**Work instruction**.
I need each line of the entries below that includes the string "document".

_ _ _ _ _ _ _

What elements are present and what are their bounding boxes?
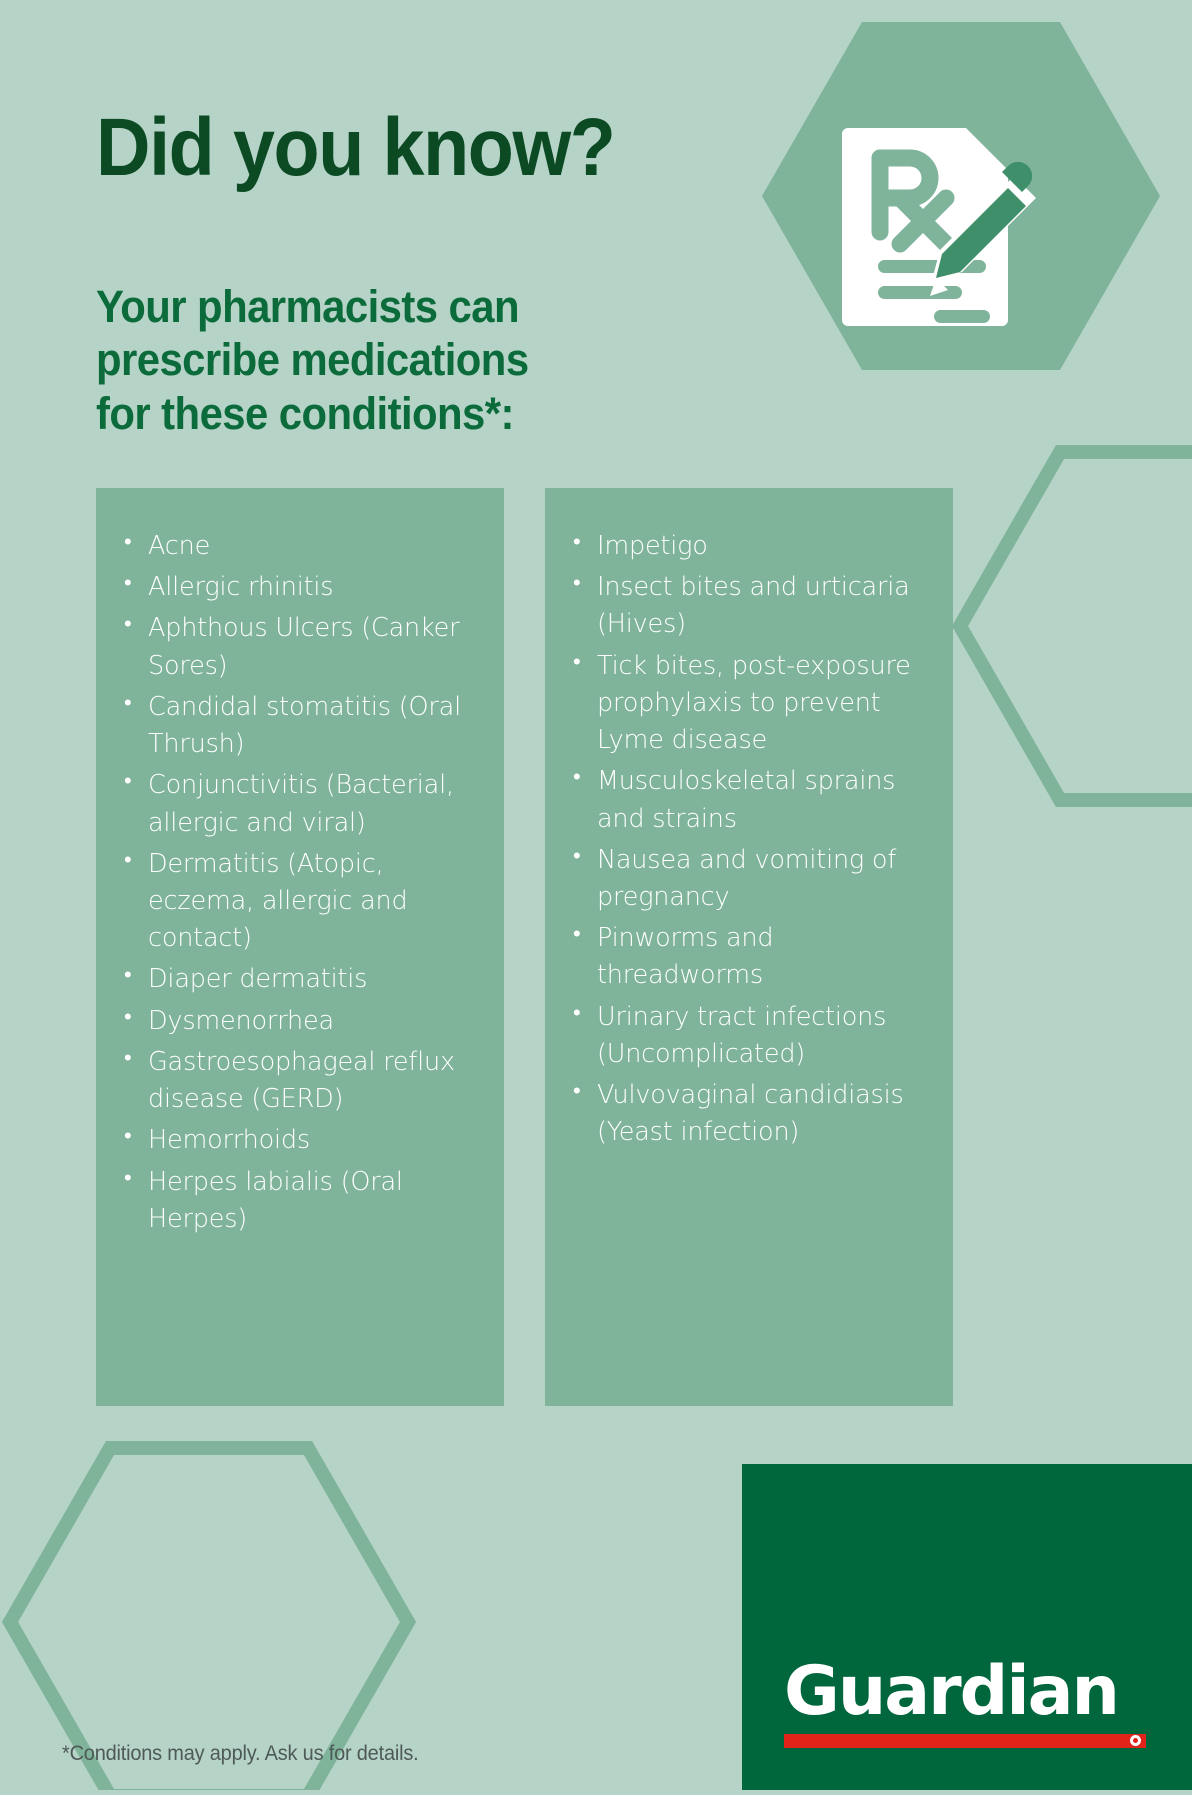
- list-item: Acne: [122, 528, 482, 565]
- conditions-list-left: Acne Allergic rhinitis Aphthous Ulcers (…: [96, 488, 504, 1238]
- list-item: Tick bites, post-exposure prophylaxis to…: [571, 648, 931, 760]
- list-item: Insect bites and urticaria (Hives): [571, 569, 931, 643]
- list-item: Musculoskeletal sprains and strains: [571, 763, 931, 837]
- footnote-text: *Conditions may apply. Ask us for detail…: [62, 1742, 418, 1766]
- guardian-logo-bar: [784, 1734, 1146, 1748]
- list-item: Gastroesophageal reflux disease (GERD): [122, 1044, 482, 1118]
- list-item: Urinary tract infections (Uncomplicated): [571, 999, 931, 1073]
- guardian-logo-inner: Guardian: [784, 1660, 1146, 1748]
- document-line-2: [878, 286, 962, 299]
- list-item: Herpes labialis (Oral Herpes): [122, 1164, 482, 1238]
- hexagon-outline-right: [960, 452, 1192, 800]
- list-item: Pinworms and threadworms: [571, 920, 931, 994]
- conditions-panel-right: Impetigo Insect bites and urticaria (Hiv…: [545, 488, 953, 1406]
- subtitle-line-1: Your pharmacists can: [96, 281, 519, 332]
- poster-header: Did you know? Your pharmacists canprescr…: [96, 108, 756, 440]
- list-item: Hemorrhoids: [122, 1122, 482, 1159]
- page-title: Did you know?: [96, 108, 703, 188]
- list-item: Aphthous Ulcers (Canker Sores): [122, 610, 482, 684]
- list-item: Nausea and vomiting of pregnancy: [571, 842, 931, 916]
- list-item: Impetigo: [571, 528, 931, 565]
- hexagon-outline-bottom-left: [10, 1448, 408, 1790]
- subtitle-line-3: for these conditions*:: [96, 388, 514, 439]
- registered-trademark-icon: [1130, 1735, 1141, 1746]
- document-line-3: [934, 310, 990, 323]
- subtitle-line-2: prescribe medications: [96, 334, 529, 385]
- conditions-panel-left: Acne Allergic rhinitis Aphthous Ulcers (…: [96, 488, 504, 1406]
- guardian-logo: Guardian: [742, 1464, 1192, 1790]
- list-item: Dermatitis (Atopic, eczema, allergic and…: [122, 846, 482, 958]
- list-item: Conjunctivitis (Bacterial, allergic and …: [122, 767, 482, 841]
- list-item: Dysmenorrhea: [122, 1003, 482, 1040]
- list-item: Vulvovaginal candidiasis (Yeast infectio…: [571, 1077, 931, 1151]
- list-item: Diaper dermatitis: [122, 961, 482, 998]
- guardian-wordmark: Guardian: [784, 1660, 1146, 1725]
- list-item: Allergic rhinitis: [122, 569, 482, 606]
- page-subtitle: Your pharmacists canprescribe medication…: [96, 188, 710, 439]
- rx-prescription-icon: [838, 120, 1038, 330]
- conditions-list-right: Impetigo Insect bites and urticaria (Hiv…: [545, 488, 953, 1152]
- list-item: Candidal stomatitis (Oral Thrush): [122, 689, 482, 763]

_ _ _ _ _ _ _

**Final answer**.
- document-line-2: [878, 286, 962, 299]
- document-line-3: [934, 310, 990, 323]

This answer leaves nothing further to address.